_DATASET_
※

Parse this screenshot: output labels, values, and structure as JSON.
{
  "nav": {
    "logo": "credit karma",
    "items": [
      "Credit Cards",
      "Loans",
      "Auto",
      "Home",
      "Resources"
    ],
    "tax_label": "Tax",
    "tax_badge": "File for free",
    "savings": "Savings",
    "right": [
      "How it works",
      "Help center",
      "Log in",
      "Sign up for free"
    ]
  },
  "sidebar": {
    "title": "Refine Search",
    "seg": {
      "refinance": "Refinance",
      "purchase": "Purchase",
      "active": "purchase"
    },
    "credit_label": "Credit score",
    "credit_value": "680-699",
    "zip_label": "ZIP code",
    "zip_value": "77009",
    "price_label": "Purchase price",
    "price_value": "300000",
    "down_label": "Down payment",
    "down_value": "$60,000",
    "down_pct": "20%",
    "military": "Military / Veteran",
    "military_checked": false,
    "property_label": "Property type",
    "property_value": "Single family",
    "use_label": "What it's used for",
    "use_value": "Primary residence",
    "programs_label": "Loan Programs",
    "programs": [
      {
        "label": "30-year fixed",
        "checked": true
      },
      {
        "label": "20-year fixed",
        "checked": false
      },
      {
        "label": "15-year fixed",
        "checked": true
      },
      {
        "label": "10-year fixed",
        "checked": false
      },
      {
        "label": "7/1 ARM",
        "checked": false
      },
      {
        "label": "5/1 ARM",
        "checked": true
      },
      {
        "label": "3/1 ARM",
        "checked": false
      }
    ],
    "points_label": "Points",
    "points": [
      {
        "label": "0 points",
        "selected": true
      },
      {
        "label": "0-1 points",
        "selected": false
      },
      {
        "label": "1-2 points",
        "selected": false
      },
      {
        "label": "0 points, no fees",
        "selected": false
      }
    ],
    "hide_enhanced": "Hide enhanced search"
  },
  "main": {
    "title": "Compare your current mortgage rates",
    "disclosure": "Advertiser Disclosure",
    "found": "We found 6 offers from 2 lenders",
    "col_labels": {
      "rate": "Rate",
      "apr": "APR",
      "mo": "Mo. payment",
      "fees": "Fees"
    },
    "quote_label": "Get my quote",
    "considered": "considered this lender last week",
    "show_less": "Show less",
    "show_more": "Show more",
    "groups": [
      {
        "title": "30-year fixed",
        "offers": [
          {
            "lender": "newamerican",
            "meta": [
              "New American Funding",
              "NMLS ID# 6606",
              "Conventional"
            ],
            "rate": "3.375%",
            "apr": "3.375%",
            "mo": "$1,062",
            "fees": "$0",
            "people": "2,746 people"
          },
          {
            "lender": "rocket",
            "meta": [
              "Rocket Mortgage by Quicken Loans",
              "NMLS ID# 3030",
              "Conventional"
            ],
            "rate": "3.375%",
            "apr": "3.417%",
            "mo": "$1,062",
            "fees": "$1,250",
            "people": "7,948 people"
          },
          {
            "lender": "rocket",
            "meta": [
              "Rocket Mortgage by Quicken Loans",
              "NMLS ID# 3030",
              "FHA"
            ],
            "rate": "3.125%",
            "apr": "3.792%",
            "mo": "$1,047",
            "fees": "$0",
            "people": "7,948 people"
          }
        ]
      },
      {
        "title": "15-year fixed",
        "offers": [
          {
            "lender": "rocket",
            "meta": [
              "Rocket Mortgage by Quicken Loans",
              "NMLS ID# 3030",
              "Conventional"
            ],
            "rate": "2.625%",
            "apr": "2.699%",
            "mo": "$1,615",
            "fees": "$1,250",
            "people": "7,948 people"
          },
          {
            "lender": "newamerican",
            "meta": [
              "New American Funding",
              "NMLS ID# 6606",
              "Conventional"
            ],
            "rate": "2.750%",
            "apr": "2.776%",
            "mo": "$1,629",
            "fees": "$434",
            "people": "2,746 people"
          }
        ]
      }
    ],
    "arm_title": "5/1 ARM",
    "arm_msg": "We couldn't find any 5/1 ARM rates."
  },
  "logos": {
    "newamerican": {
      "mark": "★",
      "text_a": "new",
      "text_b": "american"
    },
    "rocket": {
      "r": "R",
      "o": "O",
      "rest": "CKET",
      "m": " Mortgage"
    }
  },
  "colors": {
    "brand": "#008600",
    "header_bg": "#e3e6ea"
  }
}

※

Identify each line of the material where the word "fixed" shows up, and copy it.

        "label": "30-year fixed",
        "label": "20-year fixed",
        "label": "15-year fixed",
        "label": "10-year fixed",
        "title": "30-year fixed",
        "title": "15-year fixed",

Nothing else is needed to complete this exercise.